──────── RECORDS FOR THE EXERCISE ────────

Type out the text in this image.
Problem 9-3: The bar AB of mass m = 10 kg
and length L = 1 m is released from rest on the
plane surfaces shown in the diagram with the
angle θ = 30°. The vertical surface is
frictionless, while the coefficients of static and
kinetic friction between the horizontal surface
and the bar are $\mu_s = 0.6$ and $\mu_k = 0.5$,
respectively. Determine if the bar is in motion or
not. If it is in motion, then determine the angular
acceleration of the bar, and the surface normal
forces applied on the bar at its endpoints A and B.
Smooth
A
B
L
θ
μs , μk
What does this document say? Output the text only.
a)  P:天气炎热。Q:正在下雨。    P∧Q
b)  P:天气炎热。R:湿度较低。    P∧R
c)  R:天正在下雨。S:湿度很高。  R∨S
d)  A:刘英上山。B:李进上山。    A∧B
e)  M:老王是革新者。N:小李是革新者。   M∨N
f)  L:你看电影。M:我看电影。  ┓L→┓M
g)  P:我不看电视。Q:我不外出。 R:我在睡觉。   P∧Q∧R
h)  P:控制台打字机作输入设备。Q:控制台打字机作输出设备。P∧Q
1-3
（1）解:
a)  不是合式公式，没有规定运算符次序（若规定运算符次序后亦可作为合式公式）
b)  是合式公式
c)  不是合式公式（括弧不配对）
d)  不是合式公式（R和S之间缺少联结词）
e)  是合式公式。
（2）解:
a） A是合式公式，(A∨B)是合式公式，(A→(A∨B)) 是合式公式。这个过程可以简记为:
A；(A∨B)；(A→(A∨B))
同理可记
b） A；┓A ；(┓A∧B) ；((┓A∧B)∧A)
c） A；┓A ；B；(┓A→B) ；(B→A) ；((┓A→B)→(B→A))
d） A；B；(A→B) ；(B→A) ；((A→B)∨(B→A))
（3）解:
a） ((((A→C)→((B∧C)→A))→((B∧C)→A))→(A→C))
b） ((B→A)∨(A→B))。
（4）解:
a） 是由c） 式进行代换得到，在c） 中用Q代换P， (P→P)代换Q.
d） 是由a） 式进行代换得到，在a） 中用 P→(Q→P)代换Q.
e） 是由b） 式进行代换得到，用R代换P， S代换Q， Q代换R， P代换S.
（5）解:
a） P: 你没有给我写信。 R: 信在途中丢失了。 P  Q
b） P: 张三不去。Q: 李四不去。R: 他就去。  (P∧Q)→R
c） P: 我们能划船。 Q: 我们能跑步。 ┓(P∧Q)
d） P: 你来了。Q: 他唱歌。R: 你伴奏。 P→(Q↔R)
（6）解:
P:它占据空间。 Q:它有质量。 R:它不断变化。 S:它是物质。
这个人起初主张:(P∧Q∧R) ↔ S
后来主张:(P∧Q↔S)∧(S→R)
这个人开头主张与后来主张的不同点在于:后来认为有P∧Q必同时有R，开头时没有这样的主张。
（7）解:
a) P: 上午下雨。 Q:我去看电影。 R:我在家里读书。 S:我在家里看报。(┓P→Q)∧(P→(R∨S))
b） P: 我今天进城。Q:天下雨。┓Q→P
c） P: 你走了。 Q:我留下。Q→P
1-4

────────

### EXERCISE PROMPT
Return every record, word for word.

### RESULT OF THIS TASK
Type out the text in this image.
Problem 9-3: The bar AB of mass m = 10 kg
and length L = 1 m is released from rest on the
plane surfaces shown in the diagram with the
angle θ = 30°. The vertical surface is
frictionless, while the coefficients of static and
kinetic friction between the horizontal surface
and the bar are $\mu_s = 0.6$ and $\mu_k = 0.5$,
respectively. Determine if the bar is in motion or
not. If it is in motion, then determine the angular
acceleration of the bar, and the surface normal
forces applied on the bar at its endpoints A and B.
Smooth
A
B
L
θ
μs , μk
What does this document say? Output the text only.
a)  P:天气炎热。Q:正在下雨。    P∧Q
b)  P:天气炎热。R:湿度较低。    P∧R
c)  R:天正在下雨。S:湿度很高。  R∨S
d)  A:刘英上山。B:李进上山。    A∧B
e)  M:老王是革新者。N:小李是革新者。   M∨N
f)  L:你看电影。M:我看电影。  ┓L→┓M
g)  P:我不看电视。Q:我不外出。 R:我在睡觉。   P∧Q∧R
h)  P:控制台打字机作输入设备。Q:控制台打字机作输出设备。P∧Q
1-3
（1）解:
a)  不是合式公式，没有规定运算符次序（若规定运算符次序后亦可作为合式公式）
b)  是合式公式
c)  不是合式公式（括弧不配对）
d)  不是合式公式（R和S之间缺少联结词）
e)  是合式公式。
（2）解:
a） A是合式公式，(A∨B)是合式公式，(A→(A∨B)) 是合式公式。这个过程可以简记为:
A；(A∨B)；(A→(A∨B))
同理可记
b） A；┓A ；(┓A∧B) ；((┓A∧B)∧A)
c） A；┓A ；B；(┓A→B) ；(B→A) ；((┓A→B)→(B→A))
d） A；B；(A→B) ；(B→A) ；((A→B)∨(B→A))
（3）解:
a） ((((A→C)→((B∧C)→A))→((B∧C)→A))→(A→C))
b） ((B→A)∨(A→B))。
（4）解:
a） 是由c） 式进行代换得到，在c） 中用Q代换P， (P→P)代换Q.
d） 是由a） 式进行代换得到，在a） 中用 P→(Q→P)代换Q.
e） 是由b） 式进行代换得到，用R代换P， S代换Q， Q代换R， P代换S.
（5）解:
a） P: 你没有给我写信。 R: 信在途中丢失了。 P  Q
b） P: 张三不去。Q: 李四不去。R: 他就去。  (P∧Q)→R
c） P: 我们能划船。 Q: 我们能跑步。 ┓(P∧Q)
d） P: 你来了。Q: 他唱歌。R: 你伴奏。 P→(Q↔R)
（6）解:
P:它占据空间。 Q:它有质量。 R:它不断变化。 S:它是物质。
这个人起初主张:(P∧Q∧R) ↔ S
后来主张:(P∧Q↔S)∧(S→R)
这个人开头主张与后来主张的不同点在于:后来认为有P∧Q必同时有R，开头时没有这样的主张。
（7）解:
a) P: 上午下雨。 Q:我去看电影。 R:我在家里读书。 S:我在家里看报。(┓P→Q)∧(P→(R∨S))
b） P: 我今天进城。Q:天下雨。┓Q→P
c） P: 你走了。 Q:我留下。Q→P
1-4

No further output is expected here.